(Stored data entries)
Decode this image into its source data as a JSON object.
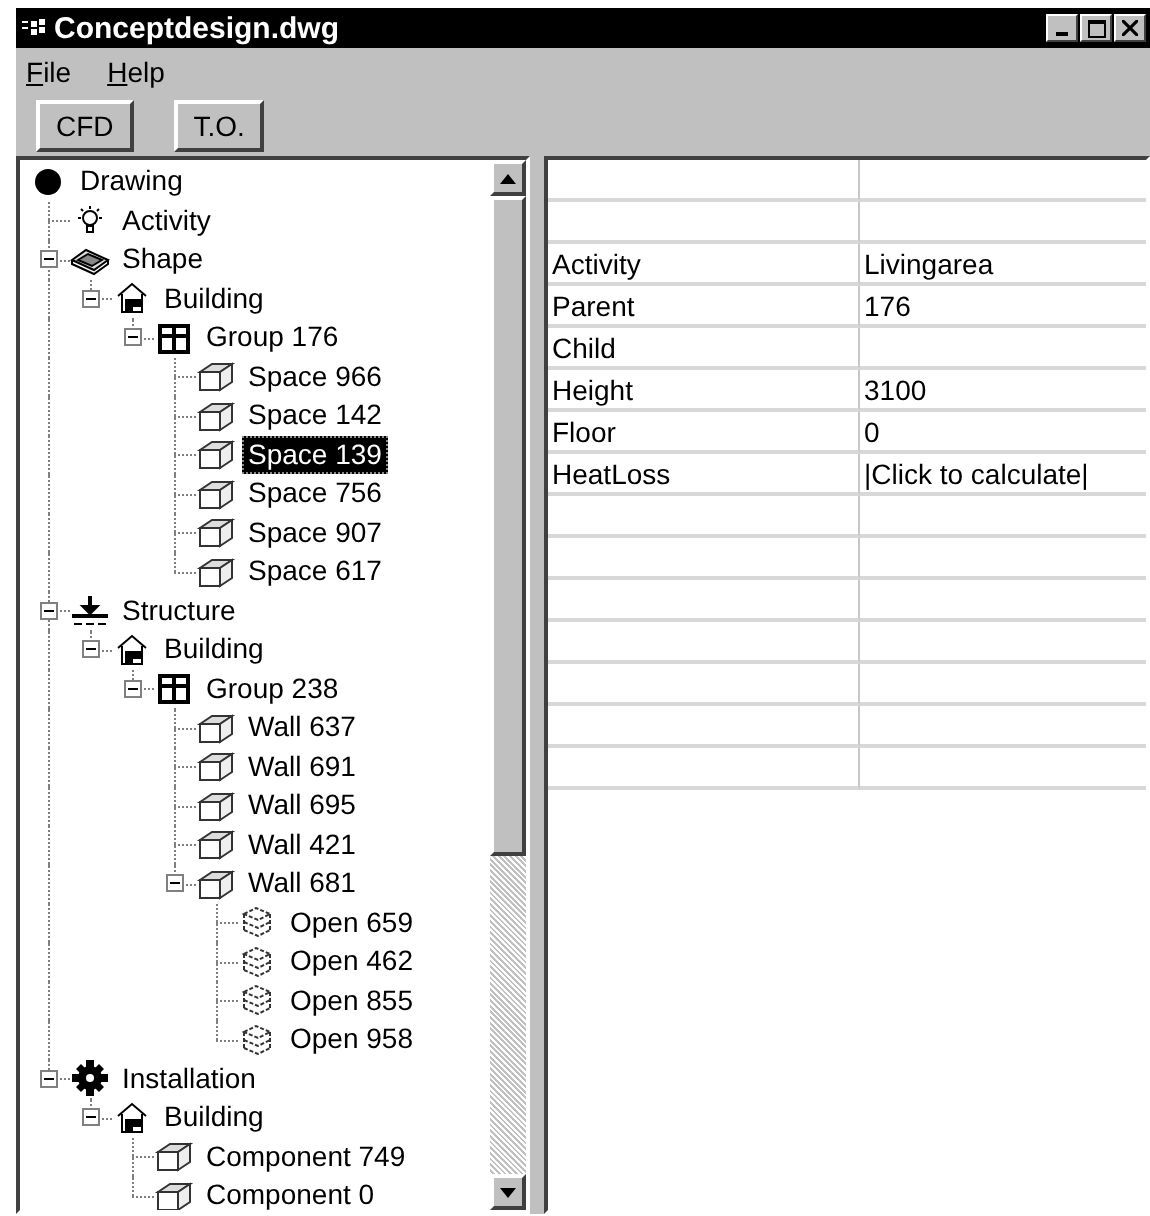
{
  "window": {
    "title": "Conceptdesign.dwg"
  },
  "menu": [
    {
      "label": "File"
    },
    {
      "label": "Help"
    }
  ],
  "toolbar": [
    {
      "label": "CFD"
    },
    {
      "label": "T.O."
    }
  ],
  "tree": [
    {
      "label": "Drawing",
      "kind": "root",
      "selected": false,
      "children": [
        {
          "label": "Activity",
          "kind": "activity",
          "selected": false
        },
        {
          "label": "Shape",
          "kind": "shape",
          "selected": false,
          "expanded": true,
          "children": [
            {
              "label": "Building",
              "kind": "building",
              "selected": false,
              "expanded": true,
              "children": [
                {
                  "label": "Group 176",
                  "kind": "group",
                  "selected": false,
                  "expanded": true,
                  "children": [
                    {
                      "label": "Space 966",
                      "kind": "element",
                      "selected": false
                    },
                    {
                      "label": "Space 142",
                      "kind": "element",
                      "selected": false
                    },
                    {
                      "label": "Space 139",
                      "kind": "element",
                      "selected": true
                    },
                    {
                      "label": "Space 756",
                      "kind": "element",
                      "selected": false
                    },
                    {
                      "label": "Space 907",
                      "kind": "element",
                      "selected": false
                    },
                    {
                      "label": "Space 617",
                      "kind": "element",
                      "selected": false
                    }
                  ]
                }
              ]
            }
          ]
        },
        {
          "label": "Structure",
          "kind": "structure",
          "selected": false,
          "expanded": true,
          "children": [
            {
              "label": "Building",
              "kind": "building",
              "selected": false,
              "expanded": true,
              "children": [
                {
                  "label": "Group 238",
                  "kind": "group",
                  "selected": false,
                  "expanded": true,
                  "children": [
                    {
                      "label": "Wall 637",
                      "kind": "element",
                      "selected": false
                    },
                    {
                      "label": "Wall 691",
                      "kind": "element",
                      "selected": false
                    },
                    {
                      "label": "Wall 695",
                      "kind": "element",
                      "selected": false
                    },
                    {
                      "label": "Wall 421",
                      "kind": "element",
                      "selected": false
                    },
                    {
                      "label": "Wall 681",
                      "kind": "element",
                      "selected": false,
                      "expanded": true,
                      "children": [
                        {
                          "label": "Open 659",
                          "kind": "opening",
                          "selected": false
                        },
                        {
                          "label": "Open 462",
                          "kind": "opening",
                          "selected": false
                        },
                        {
                          "label": "Open 855",
                          "kind": "opening",
                          "selected": false
                        },
                        {
                          "label": "Open 958",
                          "kind": "opening",
                          "selected": false
                        }
                      ]
                    }
                  ]
                }
              ]
            }
          ]
        },
        {
          "label": "Installation",
          "kind": "installation",
          "selected": false,
          "expanded": true,
          "children": [
            {
              "label": "Building",
              "kind": "building",
              "selected": false,
              "expanded": true,
              "children": [
                {
                  "label": "Component 749",
                  "kind": "element",
                  "selected": false
                },
                {
                  "label": "Component 0",
                  "kind": "element",
                  "selected": false
                }
              ]
            }
          ]
        }
      ]
    }
  ],
  "properties": [
    {
      "kind": "blank"
    },
    {
      "kind": "blank"
    },
    {
      "kind": "property",
      "name": "Activity",
      "value": "Livingarea"
    },
    {
      "kind": "property",
      "name": "Parent",
      "value": "176"
    },
    {
      "kind": "property",
      "name": "Child"
    },
    {
      "kind": "property",
      "name": "Height",
      "value": "3100"
    },
    {
      "kind": "property",
      "name": "Floor",
      "value": "0"
    },
    {
      "kind": "property",
      "name": "HeatLoss",
      "value": "|Click to calculate|"
    },
    {
      "kind": "blank"
    },
    {
      "kind": "blank"
    },
    {
      "kind": "blank"
    },
    {
      "kind": "blank"
    },
    {
      "kind": "blank"
    },
    {
      "kind": "blank"
    },
    {
      "kind": "blank"
    }
  ]
}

[SHORT EXERCISE]: Look through the entries above for the word "Wall". Copy every line where it shows up.

[THE SOLUTION]:
                      "label": "Wall 637",
                      "label": "Wall 691",
                      "label": "Wall 695",
                      "label": "Wall 421",
                      "label": "Wall 681",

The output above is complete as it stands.